• Exercise description: Quote the listing from the line that contains "Patent image size: (841, 908)." through the line that contains "The speaker object 303 is at (678, 720).", reproducing each line word for word.

• Recorded data:
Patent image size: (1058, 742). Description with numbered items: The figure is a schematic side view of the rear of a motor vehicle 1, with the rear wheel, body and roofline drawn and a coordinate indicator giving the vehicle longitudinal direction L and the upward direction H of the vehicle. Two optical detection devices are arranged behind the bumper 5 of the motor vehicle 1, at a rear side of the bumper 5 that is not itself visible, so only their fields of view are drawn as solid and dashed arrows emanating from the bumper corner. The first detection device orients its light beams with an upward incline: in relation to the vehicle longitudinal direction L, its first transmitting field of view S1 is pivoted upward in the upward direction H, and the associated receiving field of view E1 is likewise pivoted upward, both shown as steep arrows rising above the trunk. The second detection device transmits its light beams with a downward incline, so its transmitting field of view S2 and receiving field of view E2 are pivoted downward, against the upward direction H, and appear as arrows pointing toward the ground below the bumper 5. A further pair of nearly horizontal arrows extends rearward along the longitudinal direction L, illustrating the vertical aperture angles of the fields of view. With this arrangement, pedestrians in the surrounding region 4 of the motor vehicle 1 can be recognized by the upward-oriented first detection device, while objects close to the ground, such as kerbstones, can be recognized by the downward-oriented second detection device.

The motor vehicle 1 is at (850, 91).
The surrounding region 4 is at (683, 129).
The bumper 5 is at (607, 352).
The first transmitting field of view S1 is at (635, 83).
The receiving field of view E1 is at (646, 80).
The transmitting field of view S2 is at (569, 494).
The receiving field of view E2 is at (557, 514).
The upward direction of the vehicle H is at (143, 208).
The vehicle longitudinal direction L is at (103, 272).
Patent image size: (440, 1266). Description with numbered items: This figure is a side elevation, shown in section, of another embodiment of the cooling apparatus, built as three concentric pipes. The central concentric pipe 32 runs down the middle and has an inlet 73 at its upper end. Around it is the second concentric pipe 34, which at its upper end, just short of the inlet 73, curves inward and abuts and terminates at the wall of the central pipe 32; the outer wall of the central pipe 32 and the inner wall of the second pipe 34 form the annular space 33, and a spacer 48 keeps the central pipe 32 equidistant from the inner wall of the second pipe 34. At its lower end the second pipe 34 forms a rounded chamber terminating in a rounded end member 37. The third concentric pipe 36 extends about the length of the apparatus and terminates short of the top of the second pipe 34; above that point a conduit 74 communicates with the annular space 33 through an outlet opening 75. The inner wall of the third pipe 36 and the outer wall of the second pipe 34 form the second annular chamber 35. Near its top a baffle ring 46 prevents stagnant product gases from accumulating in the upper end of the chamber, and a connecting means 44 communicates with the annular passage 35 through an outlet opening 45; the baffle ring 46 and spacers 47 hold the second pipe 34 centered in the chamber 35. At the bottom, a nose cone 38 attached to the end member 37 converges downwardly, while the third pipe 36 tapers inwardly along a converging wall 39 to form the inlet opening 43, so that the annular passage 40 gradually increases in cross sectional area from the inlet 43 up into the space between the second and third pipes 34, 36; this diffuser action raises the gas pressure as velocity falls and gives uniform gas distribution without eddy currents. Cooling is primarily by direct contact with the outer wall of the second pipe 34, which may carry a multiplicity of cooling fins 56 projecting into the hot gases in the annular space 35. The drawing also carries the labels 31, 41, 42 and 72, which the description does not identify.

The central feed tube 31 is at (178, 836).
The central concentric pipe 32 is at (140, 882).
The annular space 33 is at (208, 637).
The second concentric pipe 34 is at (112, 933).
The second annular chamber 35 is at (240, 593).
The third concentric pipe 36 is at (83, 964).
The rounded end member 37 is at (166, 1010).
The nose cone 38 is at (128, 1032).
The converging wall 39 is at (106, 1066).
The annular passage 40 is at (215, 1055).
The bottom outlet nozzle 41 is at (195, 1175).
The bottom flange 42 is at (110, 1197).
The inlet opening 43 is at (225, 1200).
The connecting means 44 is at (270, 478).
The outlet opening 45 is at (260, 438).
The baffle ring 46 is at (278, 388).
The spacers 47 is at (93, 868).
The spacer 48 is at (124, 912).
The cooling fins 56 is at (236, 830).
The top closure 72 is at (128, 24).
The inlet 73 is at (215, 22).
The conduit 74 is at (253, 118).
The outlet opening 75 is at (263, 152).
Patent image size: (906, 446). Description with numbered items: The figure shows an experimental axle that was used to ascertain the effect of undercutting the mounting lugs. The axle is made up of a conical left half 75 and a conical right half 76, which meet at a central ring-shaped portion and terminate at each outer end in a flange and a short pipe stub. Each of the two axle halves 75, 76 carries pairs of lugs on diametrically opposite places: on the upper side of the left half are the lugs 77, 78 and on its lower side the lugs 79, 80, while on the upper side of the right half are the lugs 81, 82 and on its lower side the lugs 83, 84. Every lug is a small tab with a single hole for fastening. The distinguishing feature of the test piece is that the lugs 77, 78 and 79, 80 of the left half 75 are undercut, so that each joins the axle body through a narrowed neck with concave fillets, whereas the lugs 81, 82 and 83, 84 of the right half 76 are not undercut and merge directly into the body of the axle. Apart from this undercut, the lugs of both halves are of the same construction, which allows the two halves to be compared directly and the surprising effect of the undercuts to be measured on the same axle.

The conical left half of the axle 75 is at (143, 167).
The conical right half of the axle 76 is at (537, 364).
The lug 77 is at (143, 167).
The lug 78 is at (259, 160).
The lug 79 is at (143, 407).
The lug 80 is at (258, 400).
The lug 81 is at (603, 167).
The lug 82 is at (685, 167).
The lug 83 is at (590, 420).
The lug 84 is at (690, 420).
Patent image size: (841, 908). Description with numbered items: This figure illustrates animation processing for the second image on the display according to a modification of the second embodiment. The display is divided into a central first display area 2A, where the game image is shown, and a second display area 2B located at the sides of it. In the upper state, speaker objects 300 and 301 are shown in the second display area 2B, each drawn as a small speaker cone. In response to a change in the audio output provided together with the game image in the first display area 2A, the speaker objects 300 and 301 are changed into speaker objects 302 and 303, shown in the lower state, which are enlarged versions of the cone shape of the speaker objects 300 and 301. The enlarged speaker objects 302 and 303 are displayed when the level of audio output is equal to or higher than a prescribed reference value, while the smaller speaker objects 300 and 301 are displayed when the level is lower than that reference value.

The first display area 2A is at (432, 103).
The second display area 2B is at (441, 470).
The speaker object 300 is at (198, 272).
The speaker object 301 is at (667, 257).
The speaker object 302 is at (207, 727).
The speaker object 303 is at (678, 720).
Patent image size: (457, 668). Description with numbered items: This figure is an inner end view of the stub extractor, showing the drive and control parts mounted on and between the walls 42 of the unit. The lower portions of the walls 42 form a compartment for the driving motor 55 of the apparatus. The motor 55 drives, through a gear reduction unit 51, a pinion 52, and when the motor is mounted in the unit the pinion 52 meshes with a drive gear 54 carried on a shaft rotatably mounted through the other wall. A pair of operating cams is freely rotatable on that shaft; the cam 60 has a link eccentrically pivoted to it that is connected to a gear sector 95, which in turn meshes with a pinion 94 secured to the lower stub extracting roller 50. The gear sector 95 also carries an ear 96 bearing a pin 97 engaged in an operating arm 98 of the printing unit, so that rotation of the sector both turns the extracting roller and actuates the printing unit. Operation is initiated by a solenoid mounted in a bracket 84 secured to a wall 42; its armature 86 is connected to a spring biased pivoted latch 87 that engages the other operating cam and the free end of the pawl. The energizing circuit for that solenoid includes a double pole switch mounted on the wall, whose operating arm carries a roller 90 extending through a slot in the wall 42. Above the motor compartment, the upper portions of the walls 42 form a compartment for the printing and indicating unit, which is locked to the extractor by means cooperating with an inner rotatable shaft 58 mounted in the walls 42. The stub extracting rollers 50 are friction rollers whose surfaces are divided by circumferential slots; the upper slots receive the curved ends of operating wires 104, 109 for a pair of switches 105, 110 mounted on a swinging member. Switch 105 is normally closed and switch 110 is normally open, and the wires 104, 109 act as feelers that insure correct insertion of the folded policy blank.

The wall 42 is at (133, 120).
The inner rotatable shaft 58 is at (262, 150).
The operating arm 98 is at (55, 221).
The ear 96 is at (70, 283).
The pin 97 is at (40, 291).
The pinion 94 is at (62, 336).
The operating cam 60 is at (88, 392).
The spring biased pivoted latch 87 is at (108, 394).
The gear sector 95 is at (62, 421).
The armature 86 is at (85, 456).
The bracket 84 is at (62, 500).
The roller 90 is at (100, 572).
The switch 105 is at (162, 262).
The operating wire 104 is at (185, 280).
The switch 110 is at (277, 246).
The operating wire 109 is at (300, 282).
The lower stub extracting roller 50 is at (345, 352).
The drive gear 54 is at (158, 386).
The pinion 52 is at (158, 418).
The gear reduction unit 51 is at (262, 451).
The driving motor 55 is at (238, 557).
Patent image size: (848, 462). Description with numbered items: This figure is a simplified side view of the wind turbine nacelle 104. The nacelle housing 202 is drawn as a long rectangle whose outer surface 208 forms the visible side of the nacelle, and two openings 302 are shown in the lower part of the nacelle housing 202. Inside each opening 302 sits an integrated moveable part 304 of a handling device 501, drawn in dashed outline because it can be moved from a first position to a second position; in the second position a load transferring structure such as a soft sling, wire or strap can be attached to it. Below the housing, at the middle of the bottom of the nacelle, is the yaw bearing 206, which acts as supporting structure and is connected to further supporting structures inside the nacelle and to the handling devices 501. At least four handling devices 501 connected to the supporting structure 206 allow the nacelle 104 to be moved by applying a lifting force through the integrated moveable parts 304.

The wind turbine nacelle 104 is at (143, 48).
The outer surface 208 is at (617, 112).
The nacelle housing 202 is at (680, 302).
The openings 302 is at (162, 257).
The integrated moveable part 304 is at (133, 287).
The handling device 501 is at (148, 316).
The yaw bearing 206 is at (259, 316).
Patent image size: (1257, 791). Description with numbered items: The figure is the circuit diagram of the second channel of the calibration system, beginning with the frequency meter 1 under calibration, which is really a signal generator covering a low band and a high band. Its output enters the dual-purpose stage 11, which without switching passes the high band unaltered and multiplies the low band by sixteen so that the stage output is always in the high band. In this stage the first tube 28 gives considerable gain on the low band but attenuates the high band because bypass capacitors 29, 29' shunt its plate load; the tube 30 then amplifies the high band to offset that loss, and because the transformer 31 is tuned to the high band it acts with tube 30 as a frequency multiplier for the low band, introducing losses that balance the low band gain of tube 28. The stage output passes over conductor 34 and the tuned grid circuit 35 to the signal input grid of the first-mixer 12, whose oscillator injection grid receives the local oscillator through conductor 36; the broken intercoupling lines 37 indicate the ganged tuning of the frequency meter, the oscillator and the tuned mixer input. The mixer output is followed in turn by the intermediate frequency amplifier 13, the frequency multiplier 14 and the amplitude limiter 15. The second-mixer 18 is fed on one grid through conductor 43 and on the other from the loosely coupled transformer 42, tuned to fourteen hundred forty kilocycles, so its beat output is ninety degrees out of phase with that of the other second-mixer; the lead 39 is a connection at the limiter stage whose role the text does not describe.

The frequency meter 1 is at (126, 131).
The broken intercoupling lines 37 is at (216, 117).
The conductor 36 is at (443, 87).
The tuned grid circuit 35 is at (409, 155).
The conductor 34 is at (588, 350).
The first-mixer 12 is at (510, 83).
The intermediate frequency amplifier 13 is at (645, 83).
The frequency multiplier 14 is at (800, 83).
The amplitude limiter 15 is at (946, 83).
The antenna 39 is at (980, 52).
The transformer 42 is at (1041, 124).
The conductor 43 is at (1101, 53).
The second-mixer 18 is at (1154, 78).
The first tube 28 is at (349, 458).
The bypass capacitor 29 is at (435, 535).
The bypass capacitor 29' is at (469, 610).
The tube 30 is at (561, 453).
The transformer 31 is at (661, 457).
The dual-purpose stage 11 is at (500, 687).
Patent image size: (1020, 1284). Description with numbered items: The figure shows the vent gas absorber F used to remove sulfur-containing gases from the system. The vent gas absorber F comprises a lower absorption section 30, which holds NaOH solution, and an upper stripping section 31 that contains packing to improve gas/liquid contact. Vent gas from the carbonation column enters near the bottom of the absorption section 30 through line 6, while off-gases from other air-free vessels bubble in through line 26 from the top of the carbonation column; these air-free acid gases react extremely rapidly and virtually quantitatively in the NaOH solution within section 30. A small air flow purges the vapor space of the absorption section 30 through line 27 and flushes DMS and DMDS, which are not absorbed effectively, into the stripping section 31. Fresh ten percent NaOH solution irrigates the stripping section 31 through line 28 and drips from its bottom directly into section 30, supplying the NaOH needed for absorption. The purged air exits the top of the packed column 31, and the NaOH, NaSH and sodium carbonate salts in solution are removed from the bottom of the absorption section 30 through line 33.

• Response:
Patent image size: (841, 908). Description with numbered items: This figure illustrates animation processing for the second image on the display according to a modification of the second embodiment. The display is divided into a central first display area 2A, where the game image is shown, and a second display area 2B located at the sides of it. In the upper state, speaker objects 300 and 301 are shown in the second display area 2B, each drawn as a small speaker cone. In response to a change in the audio output provided together with the game image in the first display area 2A, the speaker objects 300 and 301 are changed into speaker objects 302 and 303, shown in the lower state, which are enlarged versions of the cone shape of the speaker objects 300 and 301. The enlarged speaker objects 302 and 303 are displayed when the level of audio output is equal to or higher than a prescribed reference value, while the smaller speaker objects 300 and 301 are displayed when the level is lower than that reference value.

The first display area 2A is at (432, 103).
The second display area 2B is at (441, 470).
The speaker object 300 is at (198, 272).
The speaker object 301 is at (667, 257).
The speaker object 302 is at (207, 727).
The speaker object 303 is at (678, 720).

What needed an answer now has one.